[Records from a dataset]

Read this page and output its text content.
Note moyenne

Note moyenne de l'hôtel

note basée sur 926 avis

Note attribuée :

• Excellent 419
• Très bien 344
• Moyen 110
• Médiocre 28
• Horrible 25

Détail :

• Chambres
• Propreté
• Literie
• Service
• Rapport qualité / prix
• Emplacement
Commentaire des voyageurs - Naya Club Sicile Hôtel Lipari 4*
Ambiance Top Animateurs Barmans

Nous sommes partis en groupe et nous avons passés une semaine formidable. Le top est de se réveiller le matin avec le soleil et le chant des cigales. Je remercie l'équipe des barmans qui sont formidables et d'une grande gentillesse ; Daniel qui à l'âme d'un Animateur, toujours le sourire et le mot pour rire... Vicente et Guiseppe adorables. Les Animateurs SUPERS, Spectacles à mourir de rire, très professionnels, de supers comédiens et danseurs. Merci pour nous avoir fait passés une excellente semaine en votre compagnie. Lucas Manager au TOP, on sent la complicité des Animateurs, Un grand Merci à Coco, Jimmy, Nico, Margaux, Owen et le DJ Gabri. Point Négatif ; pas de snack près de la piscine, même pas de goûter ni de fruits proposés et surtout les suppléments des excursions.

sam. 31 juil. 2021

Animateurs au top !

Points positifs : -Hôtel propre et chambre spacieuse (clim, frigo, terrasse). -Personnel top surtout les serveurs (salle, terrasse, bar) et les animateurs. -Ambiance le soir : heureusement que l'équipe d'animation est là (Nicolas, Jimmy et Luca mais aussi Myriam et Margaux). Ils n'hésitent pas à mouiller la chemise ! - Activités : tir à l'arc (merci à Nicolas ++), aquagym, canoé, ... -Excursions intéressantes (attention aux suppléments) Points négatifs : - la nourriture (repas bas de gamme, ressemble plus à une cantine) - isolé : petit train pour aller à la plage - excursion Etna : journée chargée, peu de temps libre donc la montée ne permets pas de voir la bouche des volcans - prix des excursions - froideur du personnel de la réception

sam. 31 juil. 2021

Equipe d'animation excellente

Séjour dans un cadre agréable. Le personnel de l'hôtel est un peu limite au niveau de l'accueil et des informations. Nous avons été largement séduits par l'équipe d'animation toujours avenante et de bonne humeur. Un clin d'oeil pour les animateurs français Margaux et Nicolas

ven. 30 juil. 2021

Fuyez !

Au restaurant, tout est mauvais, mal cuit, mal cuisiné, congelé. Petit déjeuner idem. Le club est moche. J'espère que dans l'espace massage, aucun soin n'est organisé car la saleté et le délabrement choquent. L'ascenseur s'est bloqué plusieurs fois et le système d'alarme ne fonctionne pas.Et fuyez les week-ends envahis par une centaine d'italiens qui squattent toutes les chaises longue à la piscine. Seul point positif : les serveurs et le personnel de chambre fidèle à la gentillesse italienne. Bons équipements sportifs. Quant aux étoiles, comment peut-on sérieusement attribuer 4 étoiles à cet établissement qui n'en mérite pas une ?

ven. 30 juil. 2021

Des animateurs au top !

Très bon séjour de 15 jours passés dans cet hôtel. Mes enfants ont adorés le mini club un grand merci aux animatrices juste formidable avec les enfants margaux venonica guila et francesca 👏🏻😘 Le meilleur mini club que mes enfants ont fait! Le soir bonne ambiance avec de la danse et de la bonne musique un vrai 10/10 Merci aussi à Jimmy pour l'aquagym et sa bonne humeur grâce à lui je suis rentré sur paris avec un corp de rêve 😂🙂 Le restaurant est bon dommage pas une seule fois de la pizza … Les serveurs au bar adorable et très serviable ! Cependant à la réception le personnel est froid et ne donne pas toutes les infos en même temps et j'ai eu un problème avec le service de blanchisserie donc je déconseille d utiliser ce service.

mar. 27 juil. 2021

Task statement: Transcribe the data. Leave every line exactly as it is.

Result of the task:
Read this page and output its text content.
Note moyenne

Note moyenne de l'hôtel

note basée sur 926 avis

Note attribuée :

• Excellent 419
• Très bien 344
• Moyen 110
• Médiocre 28
• Horrible 25

Détail :

• Chambres
• Propreté
• Literie
• Service
• Rapport qualité / prix
• Emplacement
Commentaire des voyageurs - Naya Club Sicile Hôtel Lipari 4*
Ambiance Top Animateurs Barmans

Nous sommes partis en groupe et nous avons passés une semaine formidable. Le top est de se réveiller le matin avec le soleil et le chant des cigales. Je remercie l'équipe des barmans qui sont formidables et d'une grande gentillesse ; Daniel qui à l'âme d'un Animateur, toujours le sourire et le mot pour rire... Vicente et Guiseppe adorables. Les Animateurs SUPERS, Spectacles à mourir de rire, très professionnels, de supers comédiens et danseurs. Merci pour nous avoir fait passés une excellente semaine en votre compagnie. Lucas Manager au TOP, on sent la complicité des Animateurs, Un grand Merci à Coco, Jimmy, Nico, Margaux, Owen et le DJ Gabri. Point Négatif ; pas de snack près de la piscine, même pas de goûter ni de fruits proposés et surtout les suppléments des excursions.

sam. 31 juil. 2021

Animateurs au top !

Points positifs : -Hôtel propre et chambre spacieuse (clim, frigo, terrasse). -Personnel top surtout les serveurs (salle, terrasse, bar) et les animateurs. -Ambiance le soir : heureusement que l'équipe d'animation est là (Nicolas, Jimmy et Luca mais aussi Myriam et Margaux). Ils n'hésitent pas à mouiller la chemise ! - Activités : tir à l'arc (merci à Nicolas ++), aquagym, canoé, ... -Excursions intéressantes (attention aux suppléments) Points négatifs : - la nourriture (repas bas de gamme, ressemble plus à une cantine) - isolé : petit train pour aller à la plage - excursion Etna : journée chargée, peu de temps libre donc la montée ne permets pas de voir la bouche des volcans - prix des excursions - froideur du personnel de la réception

sam. 31 juil. 2021

Equipe d'animation excellente

Séjour dans un cadre agréable. Le personnel de l'hôtel est un peu limite au niveau de l'accueil et des informations. Nous avons été largement séduits par l'équipe d'animation toujours avenante et de bonne humeur. Un clin d'oeil pour les animateurs français Margaux et Nicolas

ven. 30 juil. 2021

Fuyez !

Au restaurant, tout est mauvais, mal cuit, mal cuisiné, congelé. Petit déjeuner idem. Le club est moche. J'espère que dans l'espace massage, aucun soin n'est organisé car la saleté et le délabrement choquent. L'ascenseur s'est bloqué plusieurs fois et le système d'alarme ne fonctionne pas.Et fuyez les week-ends envahis par une centaine d'italiens qui squattent toutes les chaises longue à la piscine. Seul point positif : les serveurs et le personnel de chambre fidèle à la gentillesse italienne. Bons équipements sportifs. Quant aux étoiles, comment peut-on sérieusement attribuer 4 étoiles à cet établissement qui n'en mérite pas une ?

ven. 30 juil. 2021

Des animateurs au top !

Très bon séjour de 15 jours passés dans cet hôtel. Mes enfants ont adorés le mini club un grand merci aux animatrices juste formidable avec les enfants margaux venonica guila et francesca 👏🏻😘 Le meilleur mini club que mes enfants ont fait! Le soir bonne ambiance avec de la danse et de la bonne musique un vrai 10/10 Merci aussi à Jimmy pour l'aquagym et sa bonne humeur grâce à lui je suis rentré sur paris avec un corp de rêve 😂🙂 Le restaurant est bon dommage pas une seule fois de la pizza … Les serveurs au bar adorable et très serviable ! Cependant à la réception le personnel est froid et ne donne pas toutes les infos en même temps et j'ai eu un problème avec le service de blanchisserie donc je déconseille d utiliser ce service.

mar. 27 juil. 2021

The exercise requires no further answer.